» **Instructions to follow**: Only lines that contain the word "Parzelle" are to be returned from the data below.

════

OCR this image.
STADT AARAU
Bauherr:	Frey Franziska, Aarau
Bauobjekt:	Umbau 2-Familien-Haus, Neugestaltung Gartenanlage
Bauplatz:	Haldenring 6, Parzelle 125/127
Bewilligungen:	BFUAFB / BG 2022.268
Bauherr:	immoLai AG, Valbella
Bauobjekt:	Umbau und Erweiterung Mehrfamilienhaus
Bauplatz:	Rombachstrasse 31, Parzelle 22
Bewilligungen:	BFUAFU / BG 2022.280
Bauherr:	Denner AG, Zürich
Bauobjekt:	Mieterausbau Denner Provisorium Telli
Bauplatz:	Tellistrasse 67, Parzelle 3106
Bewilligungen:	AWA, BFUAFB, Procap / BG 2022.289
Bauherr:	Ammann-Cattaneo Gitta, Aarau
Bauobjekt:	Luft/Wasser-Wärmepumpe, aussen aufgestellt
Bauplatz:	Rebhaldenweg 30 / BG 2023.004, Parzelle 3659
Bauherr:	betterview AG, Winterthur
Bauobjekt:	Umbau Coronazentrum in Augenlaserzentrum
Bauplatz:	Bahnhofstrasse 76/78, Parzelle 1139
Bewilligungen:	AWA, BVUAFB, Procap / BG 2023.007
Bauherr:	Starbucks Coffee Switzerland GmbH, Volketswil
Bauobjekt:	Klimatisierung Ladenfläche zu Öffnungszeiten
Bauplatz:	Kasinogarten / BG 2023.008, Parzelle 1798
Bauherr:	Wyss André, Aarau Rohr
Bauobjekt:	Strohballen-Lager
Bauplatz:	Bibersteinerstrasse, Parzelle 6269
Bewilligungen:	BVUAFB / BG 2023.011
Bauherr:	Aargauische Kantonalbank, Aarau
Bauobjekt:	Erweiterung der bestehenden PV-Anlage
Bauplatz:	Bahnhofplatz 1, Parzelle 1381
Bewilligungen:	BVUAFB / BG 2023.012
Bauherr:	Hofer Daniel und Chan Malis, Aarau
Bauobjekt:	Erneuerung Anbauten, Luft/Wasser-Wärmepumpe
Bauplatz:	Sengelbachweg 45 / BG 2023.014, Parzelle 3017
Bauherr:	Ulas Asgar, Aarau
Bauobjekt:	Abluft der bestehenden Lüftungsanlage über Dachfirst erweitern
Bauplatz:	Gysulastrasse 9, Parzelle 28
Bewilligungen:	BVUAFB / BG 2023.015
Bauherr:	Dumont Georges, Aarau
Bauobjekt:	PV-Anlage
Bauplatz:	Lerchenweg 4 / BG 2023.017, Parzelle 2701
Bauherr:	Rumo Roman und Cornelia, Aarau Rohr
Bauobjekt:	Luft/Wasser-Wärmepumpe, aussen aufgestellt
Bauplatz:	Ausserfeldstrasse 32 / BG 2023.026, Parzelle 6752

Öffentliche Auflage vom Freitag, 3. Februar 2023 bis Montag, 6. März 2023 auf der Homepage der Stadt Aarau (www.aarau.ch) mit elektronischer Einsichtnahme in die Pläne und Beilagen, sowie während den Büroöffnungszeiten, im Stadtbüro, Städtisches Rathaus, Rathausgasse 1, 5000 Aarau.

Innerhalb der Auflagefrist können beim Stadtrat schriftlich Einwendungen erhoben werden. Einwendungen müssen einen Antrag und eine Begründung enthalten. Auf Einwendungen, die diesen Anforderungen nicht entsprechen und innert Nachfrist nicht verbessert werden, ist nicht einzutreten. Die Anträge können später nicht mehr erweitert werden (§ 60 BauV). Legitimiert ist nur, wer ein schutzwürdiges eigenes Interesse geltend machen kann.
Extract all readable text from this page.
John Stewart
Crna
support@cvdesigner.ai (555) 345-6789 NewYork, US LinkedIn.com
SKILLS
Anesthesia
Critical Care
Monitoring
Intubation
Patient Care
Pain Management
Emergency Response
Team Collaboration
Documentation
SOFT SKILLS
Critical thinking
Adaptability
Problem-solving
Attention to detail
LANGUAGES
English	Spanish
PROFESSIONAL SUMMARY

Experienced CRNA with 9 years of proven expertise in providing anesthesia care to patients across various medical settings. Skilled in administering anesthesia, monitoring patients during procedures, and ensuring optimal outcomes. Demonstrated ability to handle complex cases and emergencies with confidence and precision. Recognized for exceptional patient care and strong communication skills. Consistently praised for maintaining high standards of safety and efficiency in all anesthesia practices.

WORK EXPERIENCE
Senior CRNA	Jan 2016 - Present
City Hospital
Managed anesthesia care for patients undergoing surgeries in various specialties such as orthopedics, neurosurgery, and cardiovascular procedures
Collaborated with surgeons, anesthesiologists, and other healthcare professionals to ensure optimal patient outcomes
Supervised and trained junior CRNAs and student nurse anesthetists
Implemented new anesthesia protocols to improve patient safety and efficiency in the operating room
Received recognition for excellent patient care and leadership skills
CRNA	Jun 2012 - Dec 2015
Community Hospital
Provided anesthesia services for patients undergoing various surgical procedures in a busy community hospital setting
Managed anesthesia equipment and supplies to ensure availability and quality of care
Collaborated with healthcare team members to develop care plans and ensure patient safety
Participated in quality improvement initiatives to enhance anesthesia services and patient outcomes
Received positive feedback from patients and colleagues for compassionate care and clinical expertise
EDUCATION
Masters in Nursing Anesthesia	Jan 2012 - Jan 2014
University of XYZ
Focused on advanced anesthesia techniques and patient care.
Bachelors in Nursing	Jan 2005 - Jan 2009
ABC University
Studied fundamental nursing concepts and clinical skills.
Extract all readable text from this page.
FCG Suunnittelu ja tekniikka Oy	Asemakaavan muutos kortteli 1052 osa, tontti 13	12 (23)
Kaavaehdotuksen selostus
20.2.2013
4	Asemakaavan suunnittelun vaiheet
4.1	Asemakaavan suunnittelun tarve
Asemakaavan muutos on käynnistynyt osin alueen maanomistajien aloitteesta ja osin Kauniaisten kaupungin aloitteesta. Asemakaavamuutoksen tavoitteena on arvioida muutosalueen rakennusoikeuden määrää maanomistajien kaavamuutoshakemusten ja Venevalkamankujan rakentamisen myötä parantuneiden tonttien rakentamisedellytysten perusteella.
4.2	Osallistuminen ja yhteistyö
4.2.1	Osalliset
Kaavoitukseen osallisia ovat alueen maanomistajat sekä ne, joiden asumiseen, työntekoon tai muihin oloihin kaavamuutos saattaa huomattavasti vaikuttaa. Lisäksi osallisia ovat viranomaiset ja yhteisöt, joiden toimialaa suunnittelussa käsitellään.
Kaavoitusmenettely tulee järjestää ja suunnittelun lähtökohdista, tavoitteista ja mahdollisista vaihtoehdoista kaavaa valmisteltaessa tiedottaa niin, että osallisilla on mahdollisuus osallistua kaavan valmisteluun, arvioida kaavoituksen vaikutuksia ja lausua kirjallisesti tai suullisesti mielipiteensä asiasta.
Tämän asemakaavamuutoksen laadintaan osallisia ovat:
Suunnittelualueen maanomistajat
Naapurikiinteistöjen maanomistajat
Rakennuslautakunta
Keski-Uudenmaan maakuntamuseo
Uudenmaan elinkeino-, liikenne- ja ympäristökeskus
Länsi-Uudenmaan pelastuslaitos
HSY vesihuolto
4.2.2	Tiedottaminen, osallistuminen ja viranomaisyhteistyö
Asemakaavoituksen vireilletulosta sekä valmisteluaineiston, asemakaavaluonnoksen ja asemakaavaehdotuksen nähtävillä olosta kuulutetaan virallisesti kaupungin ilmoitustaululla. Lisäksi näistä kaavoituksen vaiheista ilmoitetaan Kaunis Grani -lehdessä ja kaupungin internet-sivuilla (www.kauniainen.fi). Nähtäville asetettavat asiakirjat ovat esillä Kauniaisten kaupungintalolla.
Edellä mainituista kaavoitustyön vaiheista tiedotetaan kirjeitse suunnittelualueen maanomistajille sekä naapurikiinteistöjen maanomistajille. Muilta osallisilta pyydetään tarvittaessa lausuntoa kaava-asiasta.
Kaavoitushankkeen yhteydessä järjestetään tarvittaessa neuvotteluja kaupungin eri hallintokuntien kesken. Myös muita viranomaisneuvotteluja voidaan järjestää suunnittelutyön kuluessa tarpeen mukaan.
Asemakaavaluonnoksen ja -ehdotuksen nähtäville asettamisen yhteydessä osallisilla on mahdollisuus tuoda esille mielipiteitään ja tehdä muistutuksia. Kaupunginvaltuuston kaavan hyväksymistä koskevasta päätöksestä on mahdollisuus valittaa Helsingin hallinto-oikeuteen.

════

» **Response area**:
Bauplatz:	Haldenring 6, Parzelle 125/127
Bauplatz:	Rombachstrasse 31, Parzelle 22
Bauplatz:	Tellistrasse 67, Parzelle 3106
Bauplatz:	Rebhaldenweg 30 / BG 2023.004, Parzelle 3659
Bauplatz:	Bahnhofstrasse 76/78, Parzelle 1139
Bauplatz:	Kasinogarten / BG 2023.008, Parzelle 1798
Bauplatz:	Bibersteinerstrasse, Parzelle 6269
Bauplatz:	Bahnhofplatz 1, Parzelle 1381
Bauplatz:	Sengelbachweg 45 / BG 2023.014, Parzelle 3017
Bauplatz:	Gysulastrasse 9, Parzelle 28
Bauplatz:	Lerchenweg 4 / BG 2023.017, Parzelle 2701
Bauplatz:	Ausserfeldstrasse 32 / BG 2023.026, Parzelle 6752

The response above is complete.